→ TASK GOAL:
Find and copy lines holding "examples".

Data entries:
--- BEGIN ---

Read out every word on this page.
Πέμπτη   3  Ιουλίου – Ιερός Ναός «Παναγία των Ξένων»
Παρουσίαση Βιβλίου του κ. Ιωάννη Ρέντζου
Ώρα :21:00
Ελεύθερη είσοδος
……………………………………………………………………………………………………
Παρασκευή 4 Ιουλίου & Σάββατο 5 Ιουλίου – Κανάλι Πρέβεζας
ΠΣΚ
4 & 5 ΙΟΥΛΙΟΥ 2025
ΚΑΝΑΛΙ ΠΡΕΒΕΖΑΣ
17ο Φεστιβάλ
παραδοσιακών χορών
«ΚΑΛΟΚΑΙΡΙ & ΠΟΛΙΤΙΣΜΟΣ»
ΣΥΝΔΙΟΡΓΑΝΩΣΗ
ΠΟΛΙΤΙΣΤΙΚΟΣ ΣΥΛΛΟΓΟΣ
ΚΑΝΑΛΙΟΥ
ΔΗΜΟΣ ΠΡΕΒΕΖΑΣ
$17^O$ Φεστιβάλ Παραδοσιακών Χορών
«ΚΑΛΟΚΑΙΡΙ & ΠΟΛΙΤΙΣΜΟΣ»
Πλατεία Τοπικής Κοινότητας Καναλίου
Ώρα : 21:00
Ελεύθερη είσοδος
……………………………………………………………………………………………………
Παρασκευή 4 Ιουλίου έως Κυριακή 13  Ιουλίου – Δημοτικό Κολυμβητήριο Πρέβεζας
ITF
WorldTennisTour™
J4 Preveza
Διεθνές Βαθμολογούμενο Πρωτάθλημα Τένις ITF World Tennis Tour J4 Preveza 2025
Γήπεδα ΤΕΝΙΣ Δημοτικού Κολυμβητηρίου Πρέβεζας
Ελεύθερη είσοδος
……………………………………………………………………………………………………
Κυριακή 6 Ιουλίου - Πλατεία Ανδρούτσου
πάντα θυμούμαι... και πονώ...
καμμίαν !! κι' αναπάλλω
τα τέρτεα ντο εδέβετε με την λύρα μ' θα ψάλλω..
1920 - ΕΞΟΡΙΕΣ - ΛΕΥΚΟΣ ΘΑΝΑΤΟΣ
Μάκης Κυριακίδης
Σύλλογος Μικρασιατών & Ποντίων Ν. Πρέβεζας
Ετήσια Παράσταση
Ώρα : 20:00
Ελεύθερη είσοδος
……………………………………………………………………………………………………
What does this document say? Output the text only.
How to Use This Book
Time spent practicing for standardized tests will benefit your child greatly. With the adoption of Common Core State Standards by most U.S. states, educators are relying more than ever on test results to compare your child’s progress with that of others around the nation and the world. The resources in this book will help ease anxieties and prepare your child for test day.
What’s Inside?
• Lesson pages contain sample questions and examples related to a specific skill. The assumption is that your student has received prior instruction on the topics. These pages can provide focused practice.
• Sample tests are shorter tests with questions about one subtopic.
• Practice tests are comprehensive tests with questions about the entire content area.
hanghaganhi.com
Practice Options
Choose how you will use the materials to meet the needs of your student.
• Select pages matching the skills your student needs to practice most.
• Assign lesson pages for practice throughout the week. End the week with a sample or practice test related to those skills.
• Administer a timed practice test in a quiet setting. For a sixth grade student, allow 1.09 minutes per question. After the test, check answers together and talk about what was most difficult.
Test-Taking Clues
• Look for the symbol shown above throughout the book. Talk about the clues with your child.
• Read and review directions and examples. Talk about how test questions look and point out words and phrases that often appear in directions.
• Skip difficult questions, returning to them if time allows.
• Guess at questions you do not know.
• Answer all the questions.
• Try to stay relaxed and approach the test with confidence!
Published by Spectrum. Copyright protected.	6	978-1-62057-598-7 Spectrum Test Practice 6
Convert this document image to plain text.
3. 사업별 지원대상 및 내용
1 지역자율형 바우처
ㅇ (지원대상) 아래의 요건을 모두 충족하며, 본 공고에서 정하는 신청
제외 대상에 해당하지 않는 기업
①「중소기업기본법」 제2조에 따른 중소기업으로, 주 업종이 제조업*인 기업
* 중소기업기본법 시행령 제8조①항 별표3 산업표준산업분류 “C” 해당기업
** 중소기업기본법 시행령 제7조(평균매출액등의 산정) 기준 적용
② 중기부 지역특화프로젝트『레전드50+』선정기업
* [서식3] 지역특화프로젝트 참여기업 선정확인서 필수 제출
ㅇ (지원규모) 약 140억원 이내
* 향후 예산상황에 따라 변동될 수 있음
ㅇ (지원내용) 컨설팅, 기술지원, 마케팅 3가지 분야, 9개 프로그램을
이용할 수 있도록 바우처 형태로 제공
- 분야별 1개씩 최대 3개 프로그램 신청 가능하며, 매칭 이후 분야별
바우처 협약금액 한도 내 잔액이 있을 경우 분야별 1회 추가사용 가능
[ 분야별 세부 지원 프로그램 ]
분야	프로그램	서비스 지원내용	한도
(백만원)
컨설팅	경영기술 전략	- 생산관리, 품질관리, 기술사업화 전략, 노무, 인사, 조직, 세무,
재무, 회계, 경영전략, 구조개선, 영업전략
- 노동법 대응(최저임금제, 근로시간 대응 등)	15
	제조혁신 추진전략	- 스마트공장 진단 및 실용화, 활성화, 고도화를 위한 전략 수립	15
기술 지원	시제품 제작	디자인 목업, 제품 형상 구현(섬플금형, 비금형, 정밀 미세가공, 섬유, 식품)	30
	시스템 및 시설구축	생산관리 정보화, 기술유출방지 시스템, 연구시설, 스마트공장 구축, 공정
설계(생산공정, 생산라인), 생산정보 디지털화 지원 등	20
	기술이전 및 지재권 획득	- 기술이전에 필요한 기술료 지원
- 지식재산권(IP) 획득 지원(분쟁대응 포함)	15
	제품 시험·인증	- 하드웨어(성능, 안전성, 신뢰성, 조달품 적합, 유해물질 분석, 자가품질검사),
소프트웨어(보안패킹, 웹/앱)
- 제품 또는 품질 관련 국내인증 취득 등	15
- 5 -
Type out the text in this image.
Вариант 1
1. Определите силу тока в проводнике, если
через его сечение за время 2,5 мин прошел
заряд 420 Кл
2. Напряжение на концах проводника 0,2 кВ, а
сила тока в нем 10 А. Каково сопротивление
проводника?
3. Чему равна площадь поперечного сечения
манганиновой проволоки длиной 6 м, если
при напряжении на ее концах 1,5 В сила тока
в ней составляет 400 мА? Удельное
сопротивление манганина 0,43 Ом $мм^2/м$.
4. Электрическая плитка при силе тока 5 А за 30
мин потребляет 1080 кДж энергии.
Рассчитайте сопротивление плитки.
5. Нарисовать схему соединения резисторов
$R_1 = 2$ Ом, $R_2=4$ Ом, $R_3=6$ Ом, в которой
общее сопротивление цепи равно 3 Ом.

--- END ---

→ SOLUTION TO THE PROBLEM:
• Lesson pages contain sample questions and examples related to a specific skill. The assumption is that your student has received prior instruction on the topics. These pages can provide focused practice.
• Read and review directions and examples. Talk about how test questions look and point out words and phrases that often appear in directions.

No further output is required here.